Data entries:

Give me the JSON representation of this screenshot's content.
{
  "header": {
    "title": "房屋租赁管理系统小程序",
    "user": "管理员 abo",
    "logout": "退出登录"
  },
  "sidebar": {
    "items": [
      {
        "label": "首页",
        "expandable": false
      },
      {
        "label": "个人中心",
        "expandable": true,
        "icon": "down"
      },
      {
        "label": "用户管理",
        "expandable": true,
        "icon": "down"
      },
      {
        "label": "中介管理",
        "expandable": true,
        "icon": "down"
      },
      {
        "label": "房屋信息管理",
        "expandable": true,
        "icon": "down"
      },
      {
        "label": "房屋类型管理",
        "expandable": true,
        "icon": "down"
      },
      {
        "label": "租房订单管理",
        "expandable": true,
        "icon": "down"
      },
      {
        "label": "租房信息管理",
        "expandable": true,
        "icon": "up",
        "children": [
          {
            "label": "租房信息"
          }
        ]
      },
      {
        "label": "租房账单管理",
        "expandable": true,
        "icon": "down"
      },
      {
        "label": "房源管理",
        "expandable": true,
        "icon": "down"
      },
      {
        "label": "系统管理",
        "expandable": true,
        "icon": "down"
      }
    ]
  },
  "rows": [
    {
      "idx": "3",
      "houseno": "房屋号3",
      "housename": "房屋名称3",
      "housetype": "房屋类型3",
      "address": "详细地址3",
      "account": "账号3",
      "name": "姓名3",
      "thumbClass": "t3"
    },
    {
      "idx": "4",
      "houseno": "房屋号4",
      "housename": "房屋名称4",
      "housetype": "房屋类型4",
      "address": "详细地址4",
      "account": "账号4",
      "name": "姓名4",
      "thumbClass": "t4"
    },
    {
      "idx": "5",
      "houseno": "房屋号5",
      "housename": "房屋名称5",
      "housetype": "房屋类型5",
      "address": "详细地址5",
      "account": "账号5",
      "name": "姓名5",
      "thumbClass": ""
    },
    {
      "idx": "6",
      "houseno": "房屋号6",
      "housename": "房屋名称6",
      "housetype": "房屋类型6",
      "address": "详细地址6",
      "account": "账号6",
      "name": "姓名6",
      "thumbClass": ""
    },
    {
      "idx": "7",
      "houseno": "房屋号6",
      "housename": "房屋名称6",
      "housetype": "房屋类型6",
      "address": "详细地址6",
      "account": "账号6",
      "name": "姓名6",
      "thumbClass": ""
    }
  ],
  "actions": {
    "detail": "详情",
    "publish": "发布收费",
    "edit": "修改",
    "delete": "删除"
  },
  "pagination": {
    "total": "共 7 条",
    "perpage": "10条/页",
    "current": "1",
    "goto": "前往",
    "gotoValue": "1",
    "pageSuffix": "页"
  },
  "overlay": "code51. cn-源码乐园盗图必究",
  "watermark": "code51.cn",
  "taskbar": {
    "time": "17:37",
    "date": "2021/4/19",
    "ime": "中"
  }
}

- _Objective_:
Each entry above is to be set down again in exactly the same words.

- _The output_:
Give me the JSON representation of this screenshot's content.
{
  "header": {
    "title": "房屋租赁管理系统小程序",
    "user": "管理员 abo",
    "logout": "退出登录"
  },
  "sidebar": {
    "items": [
      {
        "label": "首页",
        "expandable": false
      },
      {
        "label": "个人中心",
        "expandable": true,
        "icon": "down"
      },
      {
        "label": "用户管理",
        "expandable": true,
        "icon": "down"
      },
      {
        "label": "中介管理",
        "expandable": true,
        "icon": "down"
      },
      {
        "label": "房屋信息管理",
        "expandable": true,
        "icon": "down"
      },
      {
        "label": "房屋类型管理",
        "expandable": true,
        "icon": "down"
      },
      {
        "label": "租房订单管理",
        "expandable": true,
        "icon": "down"
      },
      {
        "label": "租房信息管理",
        "expandable": true,
        "icon": "up",
        "children": [
          {
            "label": "租房信息"
          }
        ]
      },
      {
        "label": "租房账单管理",
        "expandable": true,
        "icon": "down"
      },
      {
        "label": "房源管理",
        "expandable": true,
        "icon": "down"
      },
      {
        "label": "系统管理",
        "expandable": true,
        "icon": "down"
      }
    ]
  },
  "rows": [
    {
      "idx": "3",
      "houseno": "房屋号3",
      "housename": "房屋名称3",
      "housetype": "房屋类型3",
      "address": "详细地址3",
      "account": "账号3",
      "name": "姓名3",
      "thumbClass": "t3"
    },
    {
      "idx": "4",
      "houseno": "房屋号4",
      "housename": "房屋名称4",
      "housetype": "房屋类型4",
      "address": "详细地址4",
      "account": "账号4",
      "name": "姓名4",
      "thumbClass": "t4"
    },
    {
      "idx": "5",
      "houseno": "房屋号5",
      "housename": "房屋名称5",
      "housetype": "房屋类型5",
      "address": "详细地址5",
      "account": "账号5",
      "name": "姓名5",
      "thumbClass": ""
    },
    {
      "idx": "6",
      "houseno": "房屋号6",
      "housename": "房屋名称6",
      "housetype": "房屋类型6",
      "address": "详细地址6",
      "account": "账号6",
      "name": "姓名6",
      "thumbClass": ""
    },
    {
      "idx": "7",
      "houseno": "房屋号6",
      "housename": "房屋名称6",
      "housetype": "房屋类型6",
      "address": "详细地址6",
      "account": "账号6",
      "name": "姓名6",
      "thumbClass": ""
    }
  ],
  "actions": {
    "detail": "详情",
    "publish": "发布收费",
    "edit": "修改",
    "delete": "删除"
  },
  "pagination": {
    "total": "共 7 条",
    "perpage": "10条/页",
    "current": "1",
    "goto": "前往",
    "gotoValue": "1",
    "pageSuffix": "页"
  },
  "overlay": "code51. cn-源码乐园盗图必究",
  "watermark": "code51.cn",
  "taskbar": {
    "time": "17:37",
    "date": "2021/4/19",
    "ime": "中"
  }
}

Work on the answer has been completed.